> **Exercise goal**: Restate the records below word for word.

> **Records for processing**:
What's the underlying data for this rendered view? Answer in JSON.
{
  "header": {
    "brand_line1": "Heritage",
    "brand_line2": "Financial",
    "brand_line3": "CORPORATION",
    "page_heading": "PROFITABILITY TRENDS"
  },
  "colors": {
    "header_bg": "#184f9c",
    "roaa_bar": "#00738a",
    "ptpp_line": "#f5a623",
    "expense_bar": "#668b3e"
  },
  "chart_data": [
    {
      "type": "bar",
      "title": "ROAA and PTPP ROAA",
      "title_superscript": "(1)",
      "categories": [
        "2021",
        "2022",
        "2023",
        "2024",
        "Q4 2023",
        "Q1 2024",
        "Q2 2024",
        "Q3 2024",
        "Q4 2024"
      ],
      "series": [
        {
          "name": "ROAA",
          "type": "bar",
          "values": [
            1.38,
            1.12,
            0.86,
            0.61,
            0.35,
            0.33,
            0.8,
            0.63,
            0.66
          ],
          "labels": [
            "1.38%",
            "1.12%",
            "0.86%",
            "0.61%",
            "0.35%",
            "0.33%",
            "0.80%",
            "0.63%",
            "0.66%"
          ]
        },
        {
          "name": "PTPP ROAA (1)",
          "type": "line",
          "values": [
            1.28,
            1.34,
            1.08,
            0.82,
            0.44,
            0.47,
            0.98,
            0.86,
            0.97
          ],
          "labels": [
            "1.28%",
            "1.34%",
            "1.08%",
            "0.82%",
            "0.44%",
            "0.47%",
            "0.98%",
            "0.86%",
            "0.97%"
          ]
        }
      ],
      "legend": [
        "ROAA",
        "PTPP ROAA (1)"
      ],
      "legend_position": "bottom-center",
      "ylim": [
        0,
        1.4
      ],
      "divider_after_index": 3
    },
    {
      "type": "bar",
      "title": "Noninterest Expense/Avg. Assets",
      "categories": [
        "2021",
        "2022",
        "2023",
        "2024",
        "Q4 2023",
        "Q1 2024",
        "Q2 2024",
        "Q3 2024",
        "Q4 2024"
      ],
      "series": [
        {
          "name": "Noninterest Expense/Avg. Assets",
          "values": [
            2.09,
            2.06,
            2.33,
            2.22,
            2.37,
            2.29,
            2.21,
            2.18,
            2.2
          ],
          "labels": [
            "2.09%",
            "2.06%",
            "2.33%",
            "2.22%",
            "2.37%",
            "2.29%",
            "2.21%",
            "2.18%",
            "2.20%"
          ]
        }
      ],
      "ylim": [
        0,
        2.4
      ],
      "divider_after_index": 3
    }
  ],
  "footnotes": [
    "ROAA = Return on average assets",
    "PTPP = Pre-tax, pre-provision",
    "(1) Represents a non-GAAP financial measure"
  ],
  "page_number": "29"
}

> **Written reply**:
What's the underlying data for this rendered view? Answer in JSON.
{
  "header": {
    "brand_line1": "Heritage",
    "brand_line2": "Financial",
    "brand_line3": "CORPORATION",
    "page_heading": "PROFITABILITY TRENDS"
  },
  "colors": {
    "header_bg": "#184f9c",
    "roaa_bar": "#00738a",
    "ptpp_line": "#f5a623",
    "expense_bar": "#668b3e"
  },
  "chart_data": [
    {
      "type": "bar",
      "title": "ROAA and PTPP ROAA",
      "title_superscript": "(1)",
      "categories": [
        "2021",
        "2022",
        "2023",
        "2024",
        "Q4 2023",
        "Q1 2024",
        "Q2 2024",
        "Q3 2024",
        "Q4 2024"
      ],
      "series": [
        {
          "name": "ROAA",
          "type": "bar",
          "values": [
            1.38,
            1.12,
            0.86,
            0.61,
            0.35,
            0.33,
            0.8,
            0.63,
            0.66
          ],
          "labels": [
            "1.38%",
            "1.12%",
            "0.86%",
            "0.61%",
            "0.35%",
            "0.33%",
            "0.80%",
            "0.63%",
            "0.66%"
          ]
        },
        {
          "name": "PTPP ROAA (1)",
          "type": "line",
          "values": [
            1.28,
            1.34,
            1.08,
            0.82,
            0.44,
            0.47,
            0.98,
            0.86,
            0.97
          ],
          "labels": [
            "1.28%",
            "1.34%",
            "1.08%",
            "0.82%",
            "0.44%",
            "0.47%",
            "0.98%",
            "0.86%",
            "0.97%"
          ]
        }
      ],
      "legend": [
        "ROAA",
        "PTPP ROAA (1)"
      ],
      "legend_position": "bottom-center",
      "ylim": [
        0,
        1.4
      ],
      "divider_after_index": 3
    },
    {
      "type": "bar",
      "title": "Noninterest Expense/Avg. Assets",
      "categories": [
        "2021",
        "2022",
        "2023",
        "2024",
        "Q4 2023",
        "Q1 2024",
        "Q2 2024",
        "Q3 2024",
        "Q4 2024"
      ],
      "series": [
        {
          "name": "Noninterest Expense/Avg. Assets",
          "values": [
            2.09,
            2.06,
            2.33,
            2.22,
            2.37,
            2.29,
            2.21,
            2.18,
            2.2
          ],
          "labels": [
            "2.09%",
            "2.06%",
            "2.33%",
            "2.22%",
            "2.37%",
            "2.29%",
            "2.21%",
            "2.18%",
            "2.20%"
          ]
        }
      ],
      "ylim": [
        0,
        2.4
      ],
      "divider_after_index": 3
    }
  ],
  "footnotes": [
    "ROAA = Return on average assets",
    "PTPP = Pre-tax, pre-provision",
    "(1) Represents a non-GAAP financial measure"
  ],
  "page_number": "29"
}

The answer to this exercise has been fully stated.